= What the task requires =
Gather all lines containing the string "JSON" and copy them out.

[Stored entries]

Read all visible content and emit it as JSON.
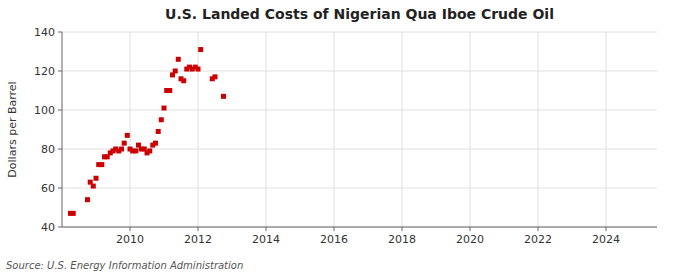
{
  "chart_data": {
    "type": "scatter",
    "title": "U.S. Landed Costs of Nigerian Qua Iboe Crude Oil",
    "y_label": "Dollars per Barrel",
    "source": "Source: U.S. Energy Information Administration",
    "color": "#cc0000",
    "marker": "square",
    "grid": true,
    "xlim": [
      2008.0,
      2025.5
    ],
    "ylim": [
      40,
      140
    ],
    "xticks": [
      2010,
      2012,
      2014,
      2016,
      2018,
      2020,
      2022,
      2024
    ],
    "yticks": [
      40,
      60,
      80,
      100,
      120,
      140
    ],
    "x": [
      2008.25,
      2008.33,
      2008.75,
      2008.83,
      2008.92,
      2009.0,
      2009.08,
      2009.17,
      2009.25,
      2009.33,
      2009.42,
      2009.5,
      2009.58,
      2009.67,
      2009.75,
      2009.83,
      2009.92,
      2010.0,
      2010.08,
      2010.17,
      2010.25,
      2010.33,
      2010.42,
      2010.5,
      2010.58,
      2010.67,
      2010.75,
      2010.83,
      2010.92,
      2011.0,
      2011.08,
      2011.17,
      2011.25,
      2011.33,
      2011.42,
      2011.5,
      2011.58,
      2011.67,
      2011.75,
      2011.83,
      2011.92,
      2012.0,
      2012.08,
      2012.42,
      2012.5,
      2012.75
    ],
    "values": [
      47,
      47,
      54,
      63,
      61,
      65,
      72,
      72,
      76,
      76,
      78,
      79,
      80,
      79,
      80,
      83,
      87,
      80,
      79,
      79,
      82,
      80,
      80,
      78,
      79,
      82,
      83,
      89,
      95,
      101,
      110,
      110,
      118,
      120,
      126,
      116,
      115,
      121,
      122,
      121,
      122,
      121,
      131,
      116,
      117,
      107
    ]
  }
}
...
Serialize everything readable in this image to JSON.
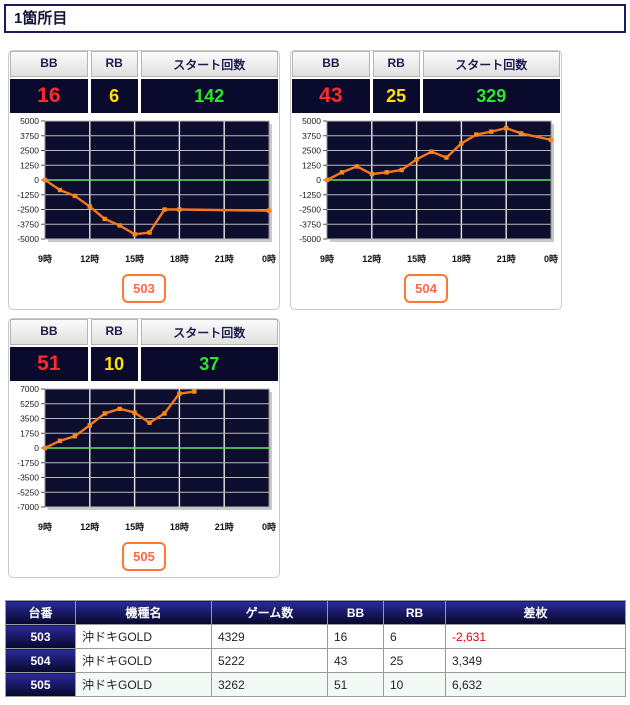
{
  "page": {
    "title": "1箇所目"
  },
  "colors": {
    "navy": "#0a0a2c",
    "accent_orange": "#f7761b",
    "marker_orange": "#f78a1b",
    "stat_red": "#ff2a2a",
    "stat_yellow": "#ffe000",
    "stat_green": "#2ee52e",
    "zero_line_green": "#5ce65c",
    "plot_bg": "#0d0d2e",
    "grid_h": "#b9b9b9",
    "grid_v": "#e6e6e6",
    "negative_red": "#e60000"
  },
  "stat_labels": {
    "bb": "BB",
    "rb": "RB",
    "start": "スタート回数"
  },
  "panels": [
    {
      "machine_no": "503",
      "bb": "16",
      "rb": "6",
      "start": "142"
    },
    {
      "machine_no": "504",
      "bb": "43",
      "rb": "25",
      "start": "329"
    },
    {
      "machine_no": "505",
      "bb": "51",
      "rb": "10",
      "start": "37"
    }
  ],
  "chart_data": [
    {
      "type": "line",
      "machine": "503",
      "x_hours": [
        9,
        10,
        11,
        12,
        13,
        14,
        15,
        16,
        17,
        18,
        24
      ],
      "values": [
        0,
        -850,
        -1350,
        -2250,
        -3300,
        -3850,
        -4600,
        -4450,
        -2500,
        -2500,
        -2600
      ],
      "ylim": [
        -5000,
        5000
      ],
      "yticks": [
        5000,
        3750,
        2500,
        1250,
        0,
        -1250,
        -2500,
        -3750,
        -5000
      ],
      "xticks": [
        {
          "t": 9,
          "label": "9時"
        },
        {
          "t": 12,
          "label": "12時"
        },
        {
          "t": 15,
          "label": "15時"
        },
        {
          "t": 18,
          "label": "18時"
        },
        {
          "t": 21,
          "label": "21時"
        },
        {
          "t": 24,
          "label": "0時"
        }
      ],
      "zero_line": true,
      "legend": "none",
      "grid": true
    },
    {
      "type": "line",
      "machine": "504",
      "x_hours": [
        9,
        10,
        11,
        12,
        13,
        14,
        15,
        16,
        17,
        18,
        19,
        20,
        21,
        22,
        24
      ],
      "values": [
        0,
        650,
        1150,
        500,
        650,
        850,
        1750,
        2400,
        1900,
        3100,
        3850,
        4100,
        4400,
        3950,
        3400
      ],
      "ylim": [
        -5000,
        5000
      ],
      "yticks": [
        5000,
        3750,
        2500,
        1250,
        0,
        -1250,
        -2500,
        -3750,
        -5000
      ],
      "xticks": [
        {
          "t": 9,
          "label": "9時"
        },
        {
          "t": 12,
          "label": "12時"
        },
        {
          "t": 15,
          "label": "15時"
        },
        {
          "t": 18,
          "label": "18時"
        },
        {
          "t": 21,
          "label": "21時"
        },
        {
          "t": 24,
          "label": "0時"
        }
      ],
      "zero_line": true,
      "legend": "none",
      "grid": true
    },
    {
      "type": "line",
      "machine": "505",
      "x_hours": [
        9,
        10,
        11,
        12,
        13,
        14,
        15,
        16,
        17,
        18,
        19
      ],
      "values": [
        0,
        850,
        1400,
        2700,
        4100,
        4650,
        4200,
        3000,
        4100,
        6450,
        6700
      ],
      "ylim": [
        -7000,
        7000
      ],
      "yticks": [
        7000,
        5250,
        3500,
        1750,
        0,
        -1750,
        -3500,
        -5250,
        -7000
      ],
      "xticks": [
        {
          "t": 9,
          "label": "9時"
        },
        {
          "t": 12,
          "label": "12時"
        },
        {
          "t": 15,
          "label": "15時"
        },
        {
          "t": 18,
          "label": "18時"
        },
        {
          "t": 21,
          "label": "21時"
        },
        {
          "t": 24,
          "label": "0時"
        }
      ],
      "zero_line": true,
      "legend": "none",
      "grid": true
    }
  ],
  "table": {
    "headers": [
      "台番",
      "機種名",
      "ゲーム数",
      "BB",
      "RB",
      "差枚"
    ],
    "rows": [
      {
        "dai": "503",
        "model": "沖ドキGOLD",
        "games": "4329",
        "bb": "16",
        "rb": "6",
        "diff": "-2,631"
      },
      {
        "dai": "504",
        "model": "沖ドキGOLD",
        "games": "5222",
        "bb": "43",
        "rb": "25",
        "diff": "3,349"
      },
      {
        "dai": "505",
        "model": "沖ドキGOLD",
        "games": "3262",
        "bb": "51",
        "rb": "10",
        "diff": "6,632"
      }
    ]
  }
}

= Exercise output =
Read all visible content and emit it as JSON.
Serialize everything readable in this image to JSON.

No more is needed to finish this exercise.